[Start Supplied records]

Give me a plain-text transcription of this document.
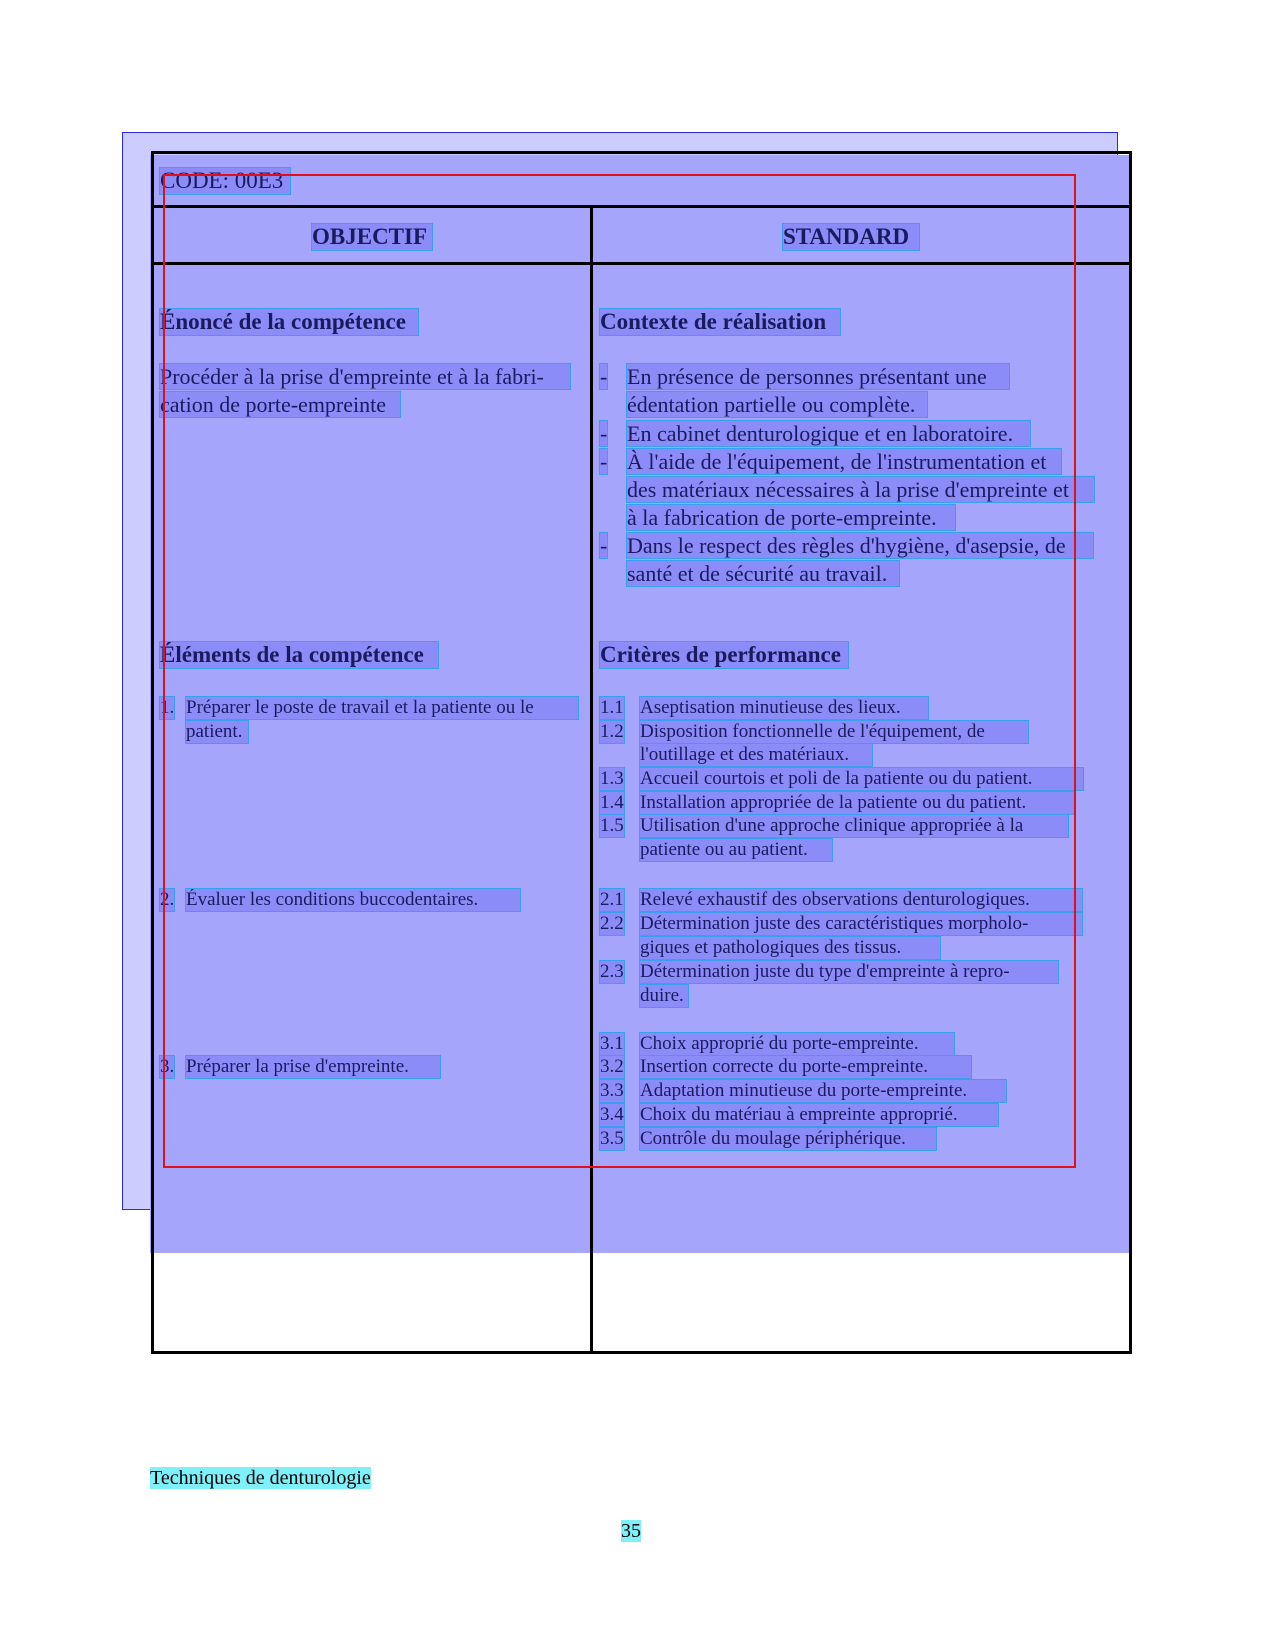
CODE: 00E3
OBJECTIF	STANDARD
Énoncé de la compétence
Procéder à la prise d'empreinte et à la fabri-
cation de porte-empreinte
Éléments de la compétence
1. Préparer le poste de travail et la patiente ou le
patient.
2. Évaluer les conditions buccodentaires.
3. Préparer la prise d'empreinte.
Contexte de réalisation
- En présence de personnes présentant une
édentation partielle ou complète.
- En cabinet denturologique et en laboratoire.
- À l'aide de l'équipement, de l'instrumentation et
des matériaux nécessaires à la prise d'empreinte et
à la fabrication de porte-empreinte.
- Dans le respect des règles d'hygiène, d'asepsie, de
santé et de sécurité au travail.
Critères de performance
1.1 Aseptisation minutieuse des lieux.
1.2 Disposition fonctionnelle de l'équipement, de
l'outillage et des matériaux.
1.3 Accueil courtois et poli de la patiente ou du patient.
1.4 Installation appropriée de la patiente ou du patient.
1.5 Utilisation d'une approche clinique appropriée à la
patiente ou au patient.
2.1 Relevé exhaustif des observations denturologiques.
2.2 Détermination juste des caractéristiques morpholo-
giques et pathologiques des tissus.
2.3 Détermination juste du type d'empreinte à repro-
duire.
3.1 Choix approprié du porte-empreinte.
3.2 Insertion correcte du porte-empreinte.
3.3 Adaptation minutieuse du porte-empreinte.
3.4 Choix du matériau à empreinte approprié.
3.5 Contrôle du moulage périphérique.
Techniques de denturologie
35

[End Supplied records]
[Start Supplied records]

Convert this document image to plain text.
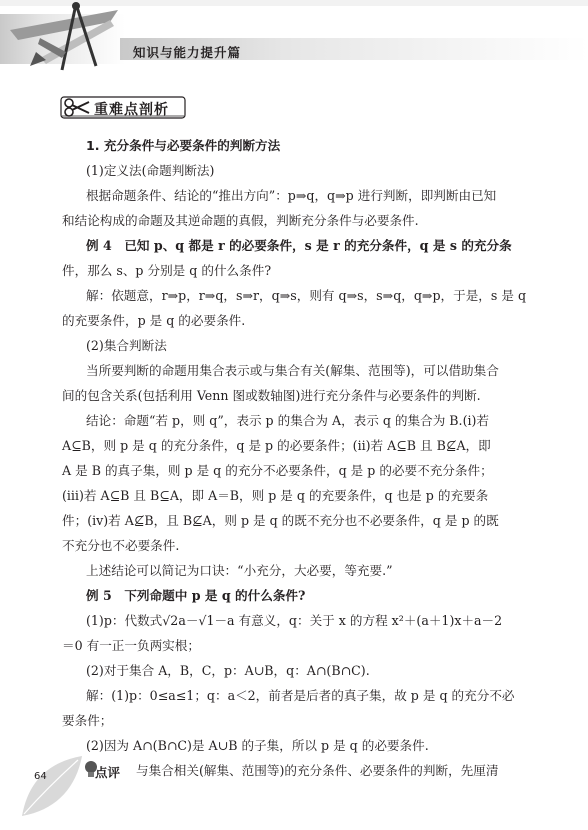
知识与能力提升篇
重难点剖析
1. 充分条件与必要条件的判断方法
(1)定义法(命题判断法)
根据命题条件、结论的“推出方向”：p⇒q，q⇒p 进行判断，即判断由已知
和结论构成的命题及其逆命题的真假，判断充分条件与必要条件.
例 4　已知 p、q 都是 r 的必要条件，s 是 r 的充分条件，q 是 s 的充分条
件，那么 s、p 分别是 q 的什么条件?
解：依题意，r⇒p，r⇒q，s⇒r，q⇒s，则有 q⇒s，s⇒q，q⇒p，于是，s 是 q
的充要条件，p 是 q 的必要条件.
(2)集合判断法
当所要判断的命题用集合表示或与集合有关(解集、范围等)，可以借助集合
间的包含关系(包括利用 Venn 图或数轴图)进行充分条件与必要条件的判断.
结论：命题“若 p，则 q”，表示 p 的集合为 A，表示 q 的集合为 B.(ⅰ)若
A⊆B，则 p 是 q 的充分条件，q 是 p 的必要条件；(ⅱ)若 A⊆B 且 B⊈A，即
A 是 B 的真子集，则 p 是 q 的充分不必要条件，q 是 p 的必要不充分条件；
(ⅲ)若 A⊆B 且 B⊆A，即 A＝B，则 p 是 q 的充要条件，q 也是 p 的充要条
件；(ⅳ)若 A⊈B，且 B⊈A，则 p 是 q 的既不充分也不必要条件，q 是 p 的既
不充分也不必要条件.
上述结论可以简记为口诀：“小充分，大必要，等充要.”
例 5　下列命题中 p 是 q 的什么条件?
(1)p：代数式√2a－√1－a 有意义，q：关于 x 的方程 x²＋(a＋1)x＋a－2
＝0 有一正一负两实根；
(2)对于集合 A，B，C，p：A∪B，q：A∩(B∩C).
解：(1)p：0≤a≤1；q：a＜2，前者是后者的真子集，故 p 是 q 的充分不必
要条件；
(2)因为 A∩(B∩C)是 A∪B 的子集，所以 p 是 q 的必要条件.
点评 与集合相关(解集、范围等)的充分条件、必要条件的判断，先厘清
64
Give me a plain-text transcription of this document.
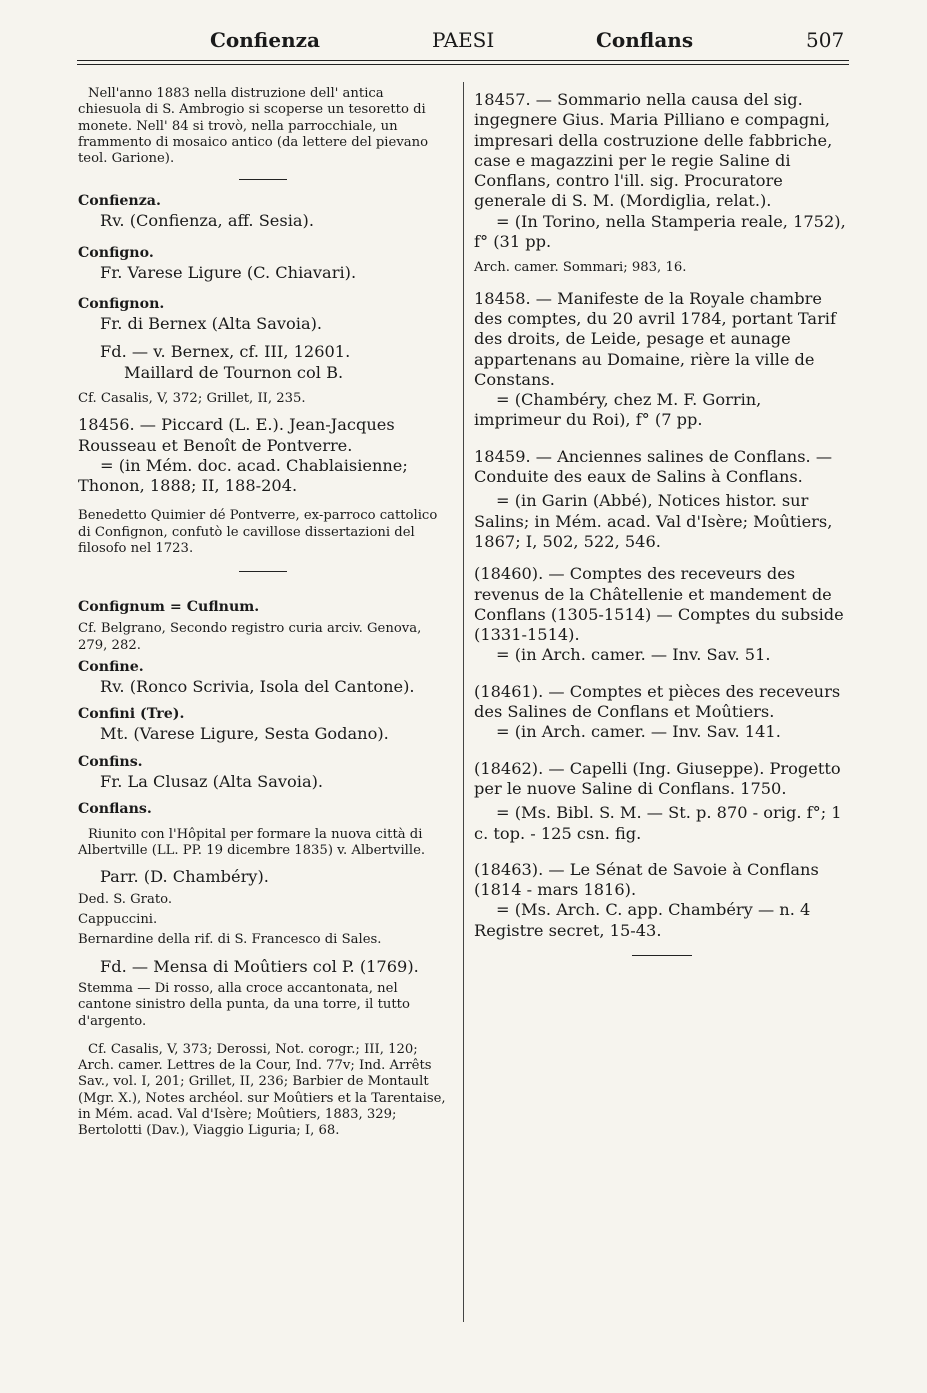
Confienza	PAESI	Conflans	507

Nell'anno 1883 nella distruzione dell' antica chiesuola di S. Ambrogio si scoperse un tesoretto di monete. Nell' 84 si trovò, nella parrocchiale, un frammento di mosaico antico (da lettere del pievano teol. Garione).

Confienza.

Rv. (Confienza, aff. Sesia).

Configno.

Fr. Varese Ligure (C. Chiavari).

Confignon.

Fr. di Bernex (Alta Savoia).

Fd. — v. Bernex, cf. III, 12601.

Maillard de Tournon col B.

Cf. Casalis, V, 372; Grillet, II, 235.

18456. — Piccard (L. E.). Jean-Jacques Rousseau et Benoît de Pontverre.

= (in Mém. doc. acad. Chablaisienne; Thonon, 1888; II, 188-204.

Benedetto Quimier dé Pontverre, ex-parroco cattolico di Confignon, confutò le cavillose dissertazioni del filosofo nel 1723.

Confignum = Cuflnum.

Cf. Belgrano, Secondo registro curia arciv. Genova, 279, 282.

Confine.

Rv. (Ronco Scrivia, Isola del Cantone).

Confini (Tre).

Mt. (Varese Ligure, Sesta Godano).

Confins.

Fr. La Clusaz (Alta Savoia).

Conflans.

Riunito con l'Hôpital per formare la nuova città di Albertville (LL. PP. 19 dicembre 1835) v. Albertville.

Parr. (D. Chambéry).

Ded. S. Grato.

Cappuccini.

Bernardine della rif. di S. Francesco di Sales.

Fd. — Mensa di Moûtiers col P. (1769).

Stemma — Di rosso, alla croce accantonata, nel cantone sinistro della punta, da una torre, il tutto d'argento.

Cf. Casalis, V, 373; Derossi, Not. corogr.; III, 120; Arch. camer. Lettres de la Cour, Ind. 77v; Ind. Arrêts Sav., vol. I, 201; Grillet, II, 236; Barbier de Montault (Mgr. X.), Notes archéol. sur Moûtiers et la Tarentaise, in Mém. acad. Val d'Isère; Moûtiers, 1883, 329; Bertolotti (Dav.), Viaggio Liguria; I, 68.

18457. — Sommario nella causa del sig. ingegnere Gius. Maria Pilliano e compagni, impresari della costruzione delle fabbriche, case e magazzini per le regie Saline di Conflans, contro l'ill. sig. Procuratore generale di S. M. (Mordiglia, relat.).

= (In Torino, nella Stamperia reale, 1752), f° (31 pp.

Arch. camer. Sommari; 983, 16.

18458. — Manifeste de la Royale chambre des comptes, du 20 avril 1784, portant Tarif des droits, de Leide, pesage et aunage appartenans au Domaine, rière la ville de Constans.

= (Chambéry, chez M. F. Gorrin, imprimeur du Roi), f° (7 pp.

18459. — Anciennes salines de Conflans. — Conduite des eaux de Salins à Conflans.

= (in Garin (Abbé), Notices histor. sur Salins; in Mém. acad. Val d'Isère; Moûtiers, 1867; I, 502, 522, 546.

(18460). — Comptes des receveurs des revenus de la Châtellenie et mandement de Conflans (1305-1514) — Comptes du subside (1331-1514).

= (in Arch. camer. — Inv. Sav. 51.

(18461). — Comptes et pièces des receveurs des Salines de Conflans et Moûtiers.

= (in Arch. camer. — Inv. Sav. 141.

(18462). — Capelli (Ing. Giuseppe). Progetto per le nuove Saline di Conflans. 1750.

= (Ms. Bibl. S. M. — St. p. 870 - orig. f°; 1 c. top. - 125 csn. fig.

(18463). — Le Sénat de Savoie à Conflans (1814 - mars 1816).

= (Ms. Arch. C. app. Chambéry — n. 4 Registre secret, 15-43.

[End Supplied records]

What is required
Select all lines in the listing above where the word "Chambéry" appears, and show them.

Solution to this exercise
Parr. (D. Chambéry).
= (Chambéry, chez M. F. Gorrin, imprimeur du Roi), f° (7 pp.
= (Ms. Arch. C. app. Chambéry — n. 4 Registre secret, 15-43.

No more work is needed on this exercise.